[Dataset rows]
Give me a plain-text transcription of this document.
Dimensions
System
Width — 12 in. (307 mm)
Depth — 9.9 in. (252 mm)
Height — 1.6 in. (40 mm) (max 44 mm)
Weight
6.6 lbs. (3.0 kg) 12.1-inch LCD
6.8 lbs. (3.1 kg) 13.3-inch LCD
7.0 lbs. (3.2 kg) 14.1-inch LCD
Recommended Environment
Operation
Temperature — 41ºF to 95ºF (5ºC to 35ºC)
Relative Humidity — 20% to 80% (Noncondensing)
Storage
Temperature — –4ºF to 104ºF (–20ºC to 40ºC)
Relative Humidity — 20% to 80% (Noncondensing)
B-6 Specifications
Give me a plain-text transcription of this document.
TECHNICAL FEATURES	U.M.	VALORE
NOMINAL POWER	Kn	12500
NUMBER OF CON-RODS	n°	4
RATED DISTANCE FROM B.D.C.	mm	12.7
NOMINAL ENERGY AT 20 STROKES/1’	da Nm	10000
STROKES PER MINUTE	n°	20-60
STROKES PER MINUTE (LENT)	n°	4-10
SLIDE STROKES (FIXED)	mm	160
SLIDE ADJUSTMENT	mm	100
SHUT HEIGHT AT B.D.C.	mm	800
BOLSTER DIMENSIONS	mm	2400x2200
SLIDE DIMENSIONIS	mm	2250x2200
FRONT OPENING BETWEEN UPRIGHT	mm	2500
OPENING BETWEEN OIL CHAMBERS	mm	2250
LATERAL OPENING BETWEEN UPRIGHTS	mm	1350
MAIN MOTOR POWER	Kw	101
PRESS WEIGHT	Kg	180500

- [SET TASK] Filter the listing for the word "NOMINAL" and copy every line that holds it.

- [EXERCISE OUTPUT]
NOMINAL POWER	Kn	12500
NOMINAL ENERGY AT 20 STROKES/1’	da Nm	10000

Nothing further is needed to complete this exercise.